**REQUIRED WORK**
Scan the material below for lines with the word "subtitle" and report how many there are, with nothing added.

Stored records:
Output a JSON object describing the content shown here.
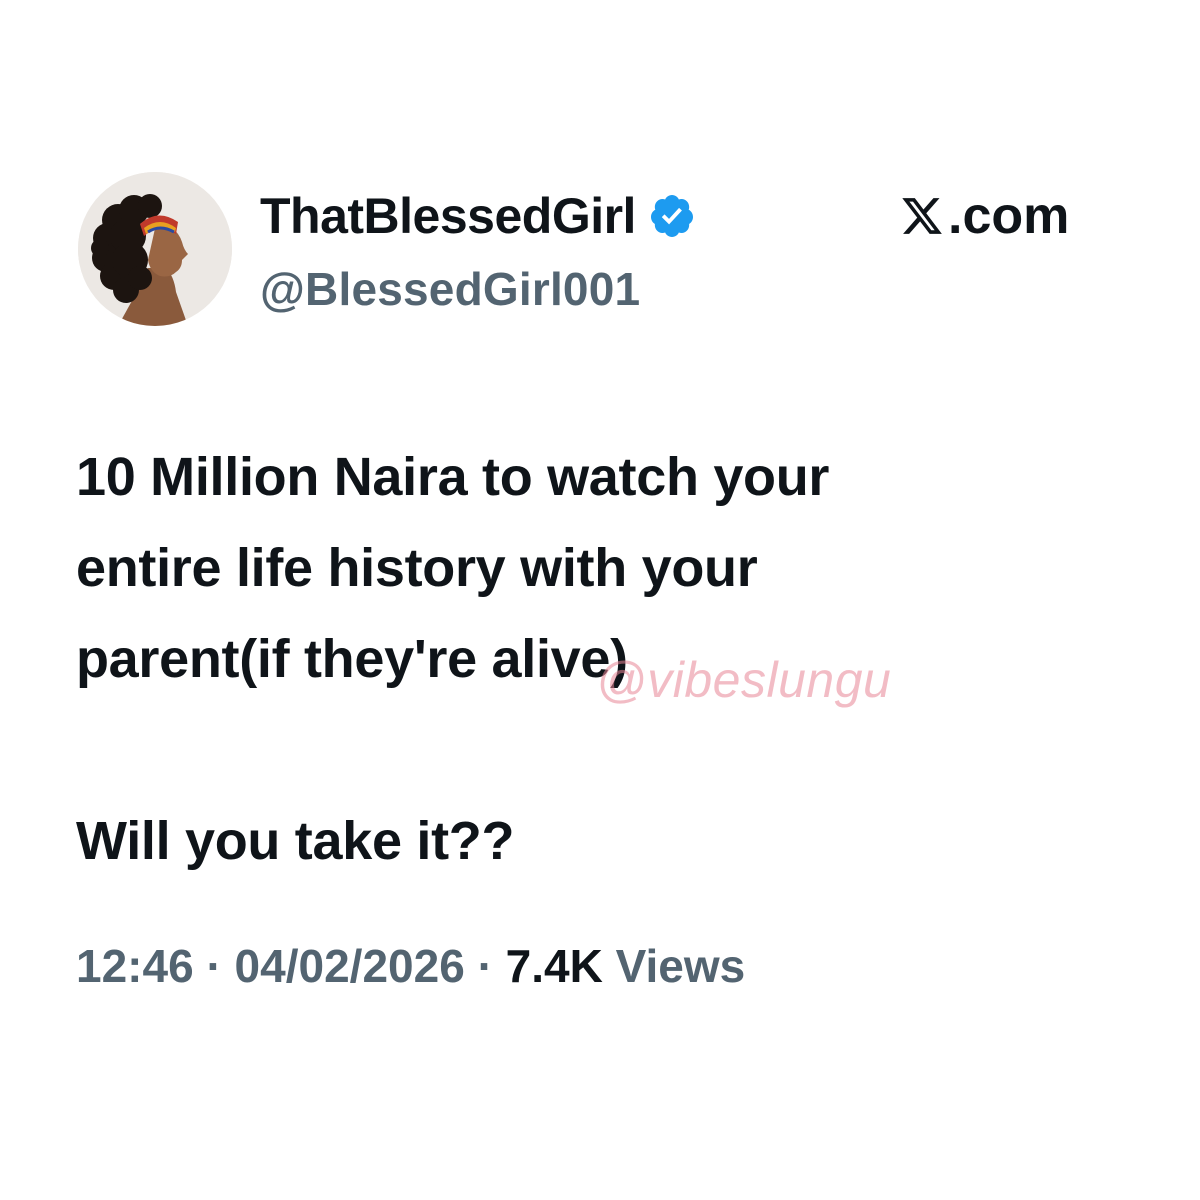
{
  "author": {
    "display_name": "ThatBlessedGirl",
    "handle": "@BlessedGirl001",
    "verified": true,
    "avatar_icon": "profile-avatar-woman-curly-hair"
  },
  "site": {
    "icon": "x-logo-icon",
    "domain": ".com"
  },
  "tweet": {
    "lines": [
      "10 Million Naira to watch your",
      "entire life history with your",
      "parent(if they're alive)"
    ],
    "question": "Will you take it??"
  },
  "watermark": "@vibeslungu",
  "meta": {
    "time": "12:46",
    "separator": "·",
    "date": "04/02/2026",
    "views_count": "7.4K",
    "views_label": "Views"
  },
  "colors": {
    "text_primary": "#0f1419",
    "text_secondary": "#536471",
    "verified_blue": "#1d9bf0",
    "watermark_pink": "#e78596"
  }
}
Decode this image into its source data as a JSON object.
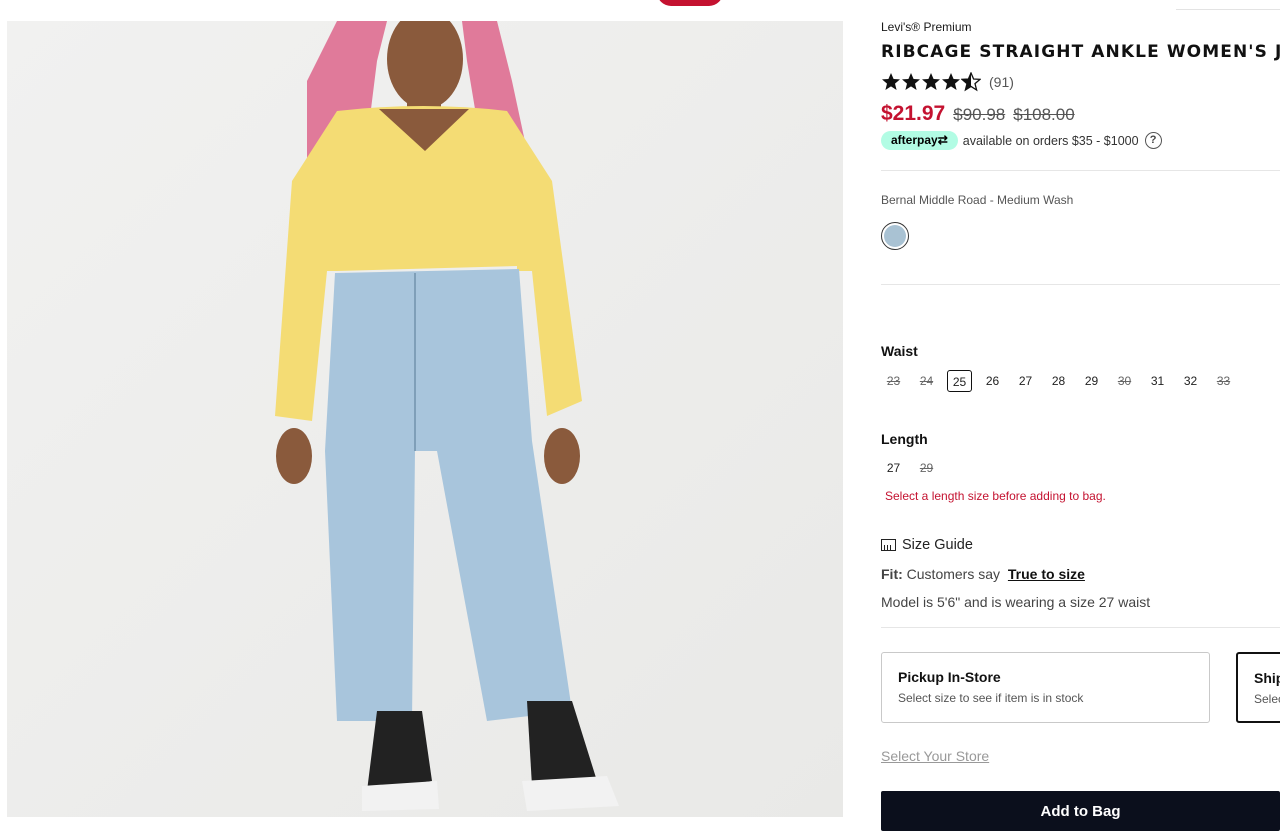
{
  "product": {
    "brand": "Levi's® Premium",
    "title": "RIBCAGE STRAIGHT ANKLE WOMEN'S JEANS",
    "rating_stars": 4.5,
    "rating_count": "(91)",
    "price_sale": "$21.97",
    "price_was_1": "$90.98",
    "price_was_2": "$108.00"
  },
  "afterpay": {
    "badge": "afterpay⇄",
    "text": "available on orders $35 - $1000",
    "help": "?"
  },
  "color": {
    "name": "Bernal Middle Road - Medium Wash",
    "swatch_hex": "#a9c2d3"
  },
  "waist": {
    "label": "Waist",
    "sizes": [
      {
        "label": "23",
        "available": false
      },
      {
        "label": "24",
        "available": false
      },
      {
        "label": "25",
        "available": true,
        "selected": true
      },
      {
        "label": "26",
        "available": true
      },
      {
        "label": "27",
        "available": true
      },
      {
        "label": "28",
        "available": true
      },
      {
        "label": "29",
        "available": true
      },
      {
        "label": "30",
        "available": false
      },
      {
        "label": "31",
        "available": true
      },
      {
        "label": "32",
        "available": true
      },
      {
        "label": "33",
        "available": false
      }
    ]
  },
  "length": {
    "label": "Length",
    "sizes": [
      {
        "label": "27",
        "available": true
      },
      {
        "label": "29",
        "available": false
      }
    ],
    "error": "Select a length size before adding to bag."
  },
  "size_guide": {
    "label": "Size Guide"
  },
  "fit": {
    "label": "Fit:",
    "text": "Customers say",
    "link": "True to size"
  },
  "model_note": "Model is 5'6\" and is wearing a size 27 waist",
  "pickup": {
    "title": "Pickup In-Store",
    "subtitle": "Select size to see if item is in stock"
  },
  "ship": {
    "title": "Ship",
    "subtitle": "Selec"
  },
  "select_store": "Select Your Store",
  "add_to_bag": "Add to Bag",
  "colors": {
    "sale_red": "#c41230",
    "afterpay_mint": "#b2fce4",
    "button_dark": "#0b0f1c"
  }
}
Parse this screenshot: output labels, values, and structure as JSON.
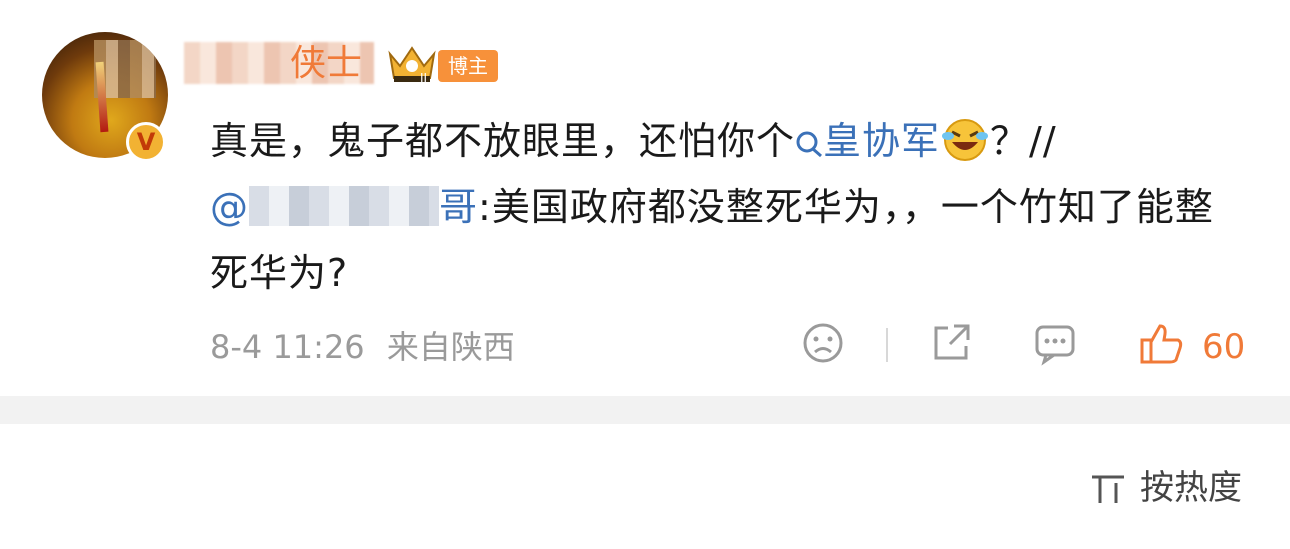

**EXERCISE RESPONSE**
2